**Written task**
From the entries below, copy every line holding the word "offline".

(Recorded data)
——————————
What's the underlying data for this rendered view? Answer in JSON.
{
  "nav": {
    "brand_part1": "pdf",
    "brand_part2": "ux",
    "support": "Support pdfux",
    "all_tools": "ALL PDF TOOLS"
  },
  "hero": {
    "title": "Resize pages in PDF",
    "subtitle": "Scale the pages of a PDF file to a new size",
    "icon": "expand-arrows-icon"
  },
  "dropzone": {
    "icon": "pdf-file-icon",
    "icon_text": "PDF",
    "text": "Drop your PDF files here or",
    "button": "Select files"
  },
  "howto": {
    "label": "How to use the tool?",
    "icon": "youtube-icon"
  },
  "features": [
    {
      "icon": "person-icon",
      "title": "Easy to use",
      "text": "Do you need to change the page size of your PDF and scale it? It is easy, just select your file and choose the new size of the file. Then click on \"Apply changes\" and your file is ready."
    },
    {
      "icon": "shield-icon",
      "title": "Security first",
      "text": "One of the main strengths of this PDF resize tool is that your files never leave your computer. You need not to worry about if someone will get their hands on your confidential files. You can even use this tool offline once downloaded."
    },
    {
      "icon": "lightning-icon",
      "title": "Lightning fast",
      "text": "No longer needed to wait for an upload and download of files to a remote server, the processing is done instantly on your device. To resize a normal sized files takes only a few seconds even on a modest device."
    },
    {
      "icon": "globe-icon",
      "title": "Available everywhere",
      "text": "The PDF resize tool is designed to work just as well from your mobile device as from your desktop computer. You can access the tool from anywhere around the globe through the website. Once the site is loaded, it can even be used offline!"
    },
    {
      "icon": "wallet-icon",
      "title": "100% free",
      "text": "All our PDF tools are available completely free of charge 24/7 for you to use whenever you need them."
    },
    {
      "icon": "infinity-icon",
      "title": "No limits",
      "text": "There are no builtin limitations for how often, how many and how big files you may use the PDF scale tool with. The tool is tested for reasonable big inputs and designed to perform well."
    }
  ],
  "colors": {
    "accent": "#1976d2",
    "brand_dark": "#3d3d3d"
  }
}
——————————
**Result of this exercise**
      "text": "One of the main strengths of this PDF resize tool is that your files never leave your computer. You need not to worry about if someone will get their hands on your confidential files. You can even use this tool offline once downloaded."
      "text": "The PDF resize tool is designed to work just as well from your mobile device as from your desktop computer. You can access the tool from anywhere around the globe through the website. Once the site is loaded, it can even be used offline!"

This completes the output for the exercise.